(Dataset items)
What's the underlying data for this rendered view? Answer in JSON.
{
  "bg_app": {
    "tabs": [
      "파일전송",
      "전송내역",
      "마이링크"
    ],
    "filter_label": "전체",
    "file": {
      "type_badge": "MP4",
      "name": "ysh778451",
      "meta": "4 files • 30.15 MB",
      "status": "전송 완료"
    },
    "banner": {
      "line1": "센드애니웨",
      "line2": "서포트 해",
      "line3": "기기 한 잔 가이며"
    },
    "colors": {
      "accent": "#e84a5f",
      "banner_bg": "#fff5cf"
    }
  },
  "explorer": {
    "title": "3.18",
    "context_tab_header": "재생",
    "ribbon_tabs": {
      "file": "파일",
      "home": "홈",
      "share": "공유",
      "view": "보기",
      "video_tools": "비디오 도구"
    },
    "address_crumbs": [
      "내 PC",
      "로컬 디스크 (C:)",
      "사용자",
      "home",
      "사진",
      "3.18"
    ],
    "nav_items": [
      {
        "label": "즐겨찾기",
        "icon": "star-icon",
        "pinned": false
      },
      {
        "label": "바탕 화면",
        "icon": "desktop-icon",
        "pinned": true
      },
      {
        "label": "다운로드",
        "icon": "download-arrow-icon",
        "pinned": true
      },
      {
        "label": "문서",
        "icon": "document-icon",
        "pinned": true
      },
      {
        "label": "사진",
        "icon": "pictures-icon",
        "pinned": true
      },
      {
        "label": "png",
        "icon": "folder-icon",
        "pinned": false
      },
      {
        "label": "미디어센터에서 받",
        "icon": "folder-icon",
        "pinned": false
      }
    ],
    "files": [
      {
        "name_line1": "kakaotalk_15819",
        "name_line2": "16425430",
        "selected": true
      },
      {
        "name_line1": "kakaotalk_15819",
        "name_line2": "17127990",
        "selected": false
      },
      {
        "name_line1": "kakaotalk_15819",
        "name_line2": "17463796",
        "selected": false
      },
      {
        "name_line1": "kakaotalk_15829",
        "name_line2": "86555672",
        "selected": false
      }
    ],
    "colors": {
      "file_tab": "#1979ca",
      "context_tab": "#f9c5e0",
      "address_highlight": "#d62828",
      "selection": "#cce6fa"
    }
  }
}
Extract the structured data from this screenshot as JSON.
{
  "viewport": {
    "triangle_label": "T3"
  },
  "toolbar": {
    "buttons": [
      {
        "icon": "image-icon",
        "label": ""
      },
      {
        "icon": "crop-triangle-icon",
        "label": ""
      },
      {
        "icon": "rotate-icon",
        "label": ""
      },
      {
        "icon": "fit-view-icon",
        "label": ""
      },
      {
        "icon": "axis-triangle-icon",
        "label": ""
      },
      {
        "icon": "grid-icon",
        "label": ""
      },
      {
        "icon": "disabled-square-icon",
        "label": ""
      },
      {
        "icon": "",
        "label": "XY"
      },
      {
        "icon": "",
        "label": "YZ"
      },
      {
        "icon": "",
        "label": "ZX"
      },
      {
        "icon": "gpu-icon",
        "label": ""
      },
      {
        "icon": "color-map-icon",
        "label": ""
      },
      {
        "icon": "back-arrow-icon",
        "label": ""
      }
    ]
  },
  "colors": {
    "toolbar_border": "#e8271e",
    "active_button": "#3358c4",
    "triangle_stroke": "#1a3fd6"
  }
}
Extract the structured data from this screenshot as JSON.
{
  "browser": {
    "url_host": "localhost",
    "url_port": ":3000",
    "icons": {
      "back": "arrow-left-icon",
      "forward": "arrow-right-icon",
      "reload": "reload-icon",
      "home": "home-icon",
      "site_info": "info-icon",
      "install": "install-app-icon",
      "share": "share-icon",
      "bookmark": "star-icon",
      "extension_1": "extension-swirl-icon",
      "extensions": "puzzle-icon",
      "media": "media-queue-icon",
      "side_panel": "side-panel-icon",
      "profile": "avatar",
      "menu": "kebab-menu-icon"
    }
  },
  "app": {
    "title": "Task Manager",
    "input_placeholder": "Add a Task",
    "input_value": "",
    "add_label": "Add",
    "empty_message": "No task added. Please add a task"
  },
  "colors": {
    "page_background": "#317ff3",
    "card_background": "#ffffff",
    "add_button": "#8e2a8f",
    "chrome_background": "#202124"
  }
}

REQUEST :: Copy all the entries verbatim.

FINAL ANSWER ::
What's the underlying data for this rendered view? Answer in JSON.
{
  "bg_app": {
    "tabs": [
      "파일전송",
      "전송내역",
      "마이링크"
    ],
    "filter_label": "전체",
    "file": {
      "type_badge": "MP4",
      "name": "ysh778451",
      "meta": "4 files • 30.15 MB",
      "status": "전송 완료"
    },
    "banner": {
      "line1": "센드애니웨",
      "line2": "서포트 해",
      "line3": "기기 한 잔 가이며"
    },
    "colors": {
      "accent": "#e84a5f",
      "banner_bg": "#fff5cf"
    }
  },
  "explorer": {
    "title": "3.18",
    "context_tab_header": "재생",
    "ribbon_tabs": {
      "file": "파일",
      "home": "홈",
      "share": "공유",
      "view": "보기",
      "video_tools": "비디오 도구"
    },
    "address_crumbs": [
      "내 PC",
      "로컬 디스크 (C:)",
      "사용자",
      "home",
      "사진",
      "3.18"
    ],
    "nav_items": [
      {
        "label": "즐겨찾기",
        "icon": "star-icon",
        "pinned": false
      },
      {
        "label": "바탕 화면",
        "icon": "desktop-icon",
        "pinned": true
      },
      {
        "label": "다운로드",
        "icon": "download-arrow-icon",
        "pinned": true
      },
      {
        "label": "문서",
        "icon": "document-icon",
        "pinned": true
      },
      {
        "label": "사진",
        "icon": "pictures-icon",
        "pinned": true
      },
      {
        "label": "png",
        "icon": "folder-icon",
        "pinned": false
      },
      {
        "label": "미디어센터에서 받",
        "icon": "folder-icon",
        "pinned": false
      }
    ],
    "files": [
      {
        "name_line1": "kakaotalk_15819",
        "name_line2": "16425430",
        "selected": true
      },
      {
        "name_line1": "kakaotalk_15819",
        "name_line2": "17127990",
        "selected": false
      },
      {
        "name_line1": "kakaotalk_15819",
        "name_line2": "17463796",
        "selected": false
      },
      {
        "name_line1": "kakaotalk_15829",
        "name_line2": "86555672",
        "selected": false
      }
    ],
    "colors": {
      "file_tab": "#1979ca",
      "context_tab": "#f9c5e0",
      "address_highlight": "#d62828",
      "selection": "#cce6fa"
    }
  }
}
Extract the structured data from this screenshot as JSON.
{
  "viewport": {
    "triangle_label": "T3"
  },
  "toolbar": {
    "buttons": [
      {
        "icon": "image-icon",
        "label": ""
      },
      {
        "icon": "crop-triangle-icon",
        "label": ""
      },
      {
        "icon": "rotate-icon",
        "label": ""
      },
      {
        "icon": "fit-view-icon",
        "label": ""
      },
      {
        "icon": "axis-triangle-icon",
        "label": ""
      },
      {
        "icon": "grid-icon",
        "label": ""
      },
      {
        "icon": "disabled-square-icon",
        "label": ""
      },
      {
        "icon": "",
        "label": "XY"
      },
      {
        "icon": "",
        "label": "YZ"
      },
      {
        "icon": "",
        "label": "ZX"
      },
      {
        "icon": "gpu-icon",
        "label": ""
      },
      {
        "icon": "color-map-icon",
        "label": ""
      },
      {
        "icon": "back-arrow-icon",
        "label": ""
      }
    ]
  },
  "colors": {
    "toolbar_border": "#e8271e",
    "active_button": "#3358c4",
    "triangle_stroke": "#1a3fd6"
  }
}
Extract the structured data from this screenshot as JSON.
{
  "browser": {
    "url_host": "localhost",
    "url_port": ":3000",
    "icons": {
      "back": "arrow-left-icon",
      "forward": "arrow-right-icon",
      "reload": "reload-icon",
      "home": "home-icon",
      "site_info": "info-icon",
      "install": "install-app-icon",
      "share": "share-icon",
      "bookmark": "star-icon",
      "extension_1": "extension-swirl-icon",
      "extensions": "puzzle-icon",
      "media": "media-queue-icon",
      "side_panel": "side-panel-icon",
      "profile": "avatar",
      "menu": "kebab-menu-icon"
    }
  },
  "app": {
    "title": "Task Manager",
    "input_placeholder": "Add a Task",
    "input_value": "",
    "add_label": "Add",
    "empty_message": "No task added. Please add a task"
  },
  "colors": {
    "page_background": "#317ff3",
    "card_background": "#ffffff",
    "add_button": "#8e2a8f",
    "chrome_background": "#202124"
  }
}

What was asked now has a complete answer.